> [Task objective]: Transcribe the entries below exactly.

> [Data]:
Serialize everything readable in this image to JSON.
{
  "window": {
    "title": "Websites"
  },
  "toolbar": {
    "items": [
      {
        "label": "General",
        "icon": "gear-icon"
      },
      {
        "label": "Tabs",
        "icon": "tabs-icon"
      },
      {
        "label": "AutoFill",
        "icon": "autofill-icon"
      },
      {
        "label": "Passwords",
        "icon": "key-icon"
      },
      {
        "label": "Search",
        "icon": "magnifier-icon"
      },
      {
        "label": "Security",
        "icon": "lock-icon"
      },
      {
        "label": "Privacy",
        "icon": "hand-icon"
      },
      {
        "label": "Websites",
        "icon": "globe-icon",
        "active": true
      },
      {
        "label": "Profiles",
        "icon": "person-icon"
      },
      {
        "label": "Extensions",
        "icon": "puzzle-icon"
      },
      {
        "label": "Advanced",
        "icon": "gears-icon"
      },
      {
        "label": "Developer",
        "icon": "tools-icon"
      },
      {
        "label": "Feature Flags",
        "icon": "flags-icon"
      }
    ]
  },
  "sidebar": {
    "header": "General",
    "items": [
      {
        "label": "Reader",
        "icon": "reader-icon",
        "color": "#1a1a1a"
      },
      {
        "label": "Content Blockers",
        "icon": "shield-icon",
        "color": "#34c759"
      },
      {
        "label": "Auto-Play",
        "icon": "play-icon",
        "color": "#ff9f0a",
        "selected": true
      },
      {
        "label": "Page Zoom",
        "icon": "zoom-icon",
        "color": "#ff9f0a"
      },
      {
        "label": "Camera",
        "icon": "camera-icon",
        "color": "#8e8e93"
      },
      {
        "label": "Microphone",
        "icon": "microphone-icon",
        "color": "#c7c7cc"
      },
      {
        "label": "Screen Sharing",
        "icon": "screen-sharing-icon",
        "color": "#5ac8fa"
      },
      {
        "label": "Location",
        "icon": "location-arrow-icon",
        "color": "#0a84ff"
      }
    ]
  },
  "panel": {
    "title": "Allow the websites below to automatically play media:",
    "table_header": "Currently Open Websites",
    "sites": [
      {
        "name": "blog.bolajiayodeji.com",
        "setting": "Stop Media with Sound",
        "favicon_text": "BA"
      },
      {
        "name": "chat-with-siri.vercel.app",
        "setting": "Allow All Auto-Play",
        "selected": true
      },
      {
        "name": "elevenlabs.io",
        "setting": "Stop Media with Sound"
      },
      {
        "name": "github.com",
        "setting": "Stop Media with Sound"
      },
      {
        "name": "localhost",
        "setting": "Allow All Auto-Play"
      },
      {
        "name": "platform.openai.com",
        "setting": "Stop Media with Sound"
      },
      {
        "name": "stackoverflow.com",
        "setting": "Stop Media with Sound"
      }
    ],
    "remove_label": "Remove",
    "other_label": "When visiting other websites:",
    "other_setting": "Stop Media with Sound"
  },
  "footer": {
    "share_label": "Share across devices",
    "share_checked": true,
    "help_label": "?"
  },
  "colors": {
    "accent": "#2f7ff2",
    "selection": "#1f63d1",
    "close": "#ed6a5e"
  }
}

> [Reply]:
Serialize everything readable in this image to JSON.
{
  "window": {
    "title": "Websites"
  },
  "toolbar": {
    "items": [
      {
        "label": "General",
        "icon": "gear-icon"
      },
      {
        "label": "Tabs",
        "icon": "tabs-icon"
      },
      {
        "label": "AutoFill",
        "icon": "autofill-icon"
      },
      {
        "label": "Passwords",
        "icon": "key-icon"
      },
      {
        "label": "Search",
        "icon": "magnifier-icon"
      },
      {
        "label": "Security",
        "icon": "lock-icon"
      },
      {
        "label": "Privacy",
        "icon": "hand-icon"
      },
      {
        "label": "Websites",
        "icon": "globe-icon",
        "active": true
      },
      {
        "label": "Profiles",
        "icon": "person-icon"
      },
      {
        "label": "Extensions",
        "icon": "puzzle-icon"
      },
      {
        "label": "Advanced",
        "icon": "gears-icon"
      },
      {
        "label": "Developer",
        "icon": "tools-icon"
      },
      {
        "label": "Feature Flags",
        "icon": "flags-icon"
      }
    ]
  },
  "sidebar": {
    "header": "General",
    "items": [
      {
        "label": "Reader",
        "icon": "reader-icon",
        "color": "#1a1a1a"
      },
      {
        "label": "Content Blockers",
        "icon": "shield-icon",
        "color": "#34c759"
      },
      {
        "label": "Auto-Play",
        "icon": "play-icon",
        "color": "#ff9f0a",
        "selected": true
      },
      {
        "label": "Page Zoom",
        "icon": "zoom-icon",
        "color": "#ff9f0a"
      },
      {
        "label": "Camera",
        "icon": "camera-icon",
        "color": "#8e8e93"
      },
      {
        "label": "Microphone",
        "icon": "microphone-icon",
        "color": "#c7c7cc"
      },
      {
        "label": "Screen Sharing",
        "icon": "screen-sharing-icon",
        "color": "#5ac8fa"
      },
      {
        "label": "Location",
        "icon": "location-arrow-icon",
        "color": "#0a84ff"
      }
    ]
  },
  "panel": {
    "title": "Allow the websites below to automatically play media:",
    "table_header": "Currently Open Websites",
    "sites": [
      {
        "name": "blog.bolajiayodeji.com",
        "setting": "Stop Media with Sound",
        "favicon_text": "BA"
      },
      {
        "name": "chat-with-siri.vercel.app",
        "setting": "Allow All Auto-Play",
        "selected": true
      },
      {
        "name": "elevenlabs.io",
        "setting": "Stop Media with Sound"
      },
      {
        "name": "github.com",
        "setting": "Stop Media with Sound"
      },
      {
        "name": "localhost",
        "setting": "Allow All Auto-Play"
      },
      {
        "name": "platform.openai.com",
        "setting": "Stop Media with Sound"
      },
      {
        "name": "stackoverflow.com",
        "setting": "Stop Media with Sound"
      }
    ],
    "remove_label": "Remove",
    "other_label": "When visiting other websites:",
    "other_setting": "Stop Media with Sound"
  },
  "footer": {
    "share_label": "Share across devices",
    "share_checked": true,
    "help_label": "?"
  },
  "colors": {
    "accent": "#2f7ff2",
    "selection": "#1f63d1",
    "close": "#ed6a5e"
  }
}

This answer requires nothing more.